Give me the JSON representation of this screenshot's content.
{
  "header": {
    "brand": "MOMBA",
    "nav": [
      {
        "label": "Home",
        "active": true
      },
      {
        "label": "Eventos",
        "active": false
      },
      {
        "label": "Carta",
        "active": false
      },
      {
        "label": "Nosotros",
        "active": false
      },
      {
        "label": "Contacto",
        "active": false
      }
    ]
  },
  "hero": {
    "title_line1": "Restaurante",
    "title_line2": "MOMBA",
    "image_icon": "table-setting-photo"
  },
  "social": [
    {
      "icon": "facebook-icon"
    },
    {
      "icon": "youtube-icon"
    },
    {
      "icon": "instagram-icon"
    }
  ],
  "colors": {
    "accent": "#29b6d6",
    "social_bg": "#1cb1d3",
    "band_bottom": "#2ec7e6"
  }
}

^^^^

Please reproduce each record precisely as written.

Give me the JSON representation of this screenshot's content.
{
  "header": {
    "brand": "MOMBA",
    "nav": [
      {
        "label": "Home",
        "active": true
      },
      {
        "label": "Eventos",
        "active": false
      },
      {
        "label": "Carta",
        "active": false
      },
      {
        "label": "Nosotros",
        "active": false
      },
      {
        "label": "Contacto",
        "active": false
      }
    ]
  },
  "hero": {
    "title_line1": "Restaurante",
    "title_line2": "MOMBA",
    "image_icon": "table-setting-photo"
  },
  "social": [
    {
      "icon": "facebook-icon"
    },
    {
      "icon": "youtube-icon"
    },
    {
      "icon": "instagram-icon"
    }
  ],
  "colors": {
    "accent": "#29b6d6",
    "social_bg": "#1cb1d3",
    "band_bottom": "#2ec7e6"
  }
}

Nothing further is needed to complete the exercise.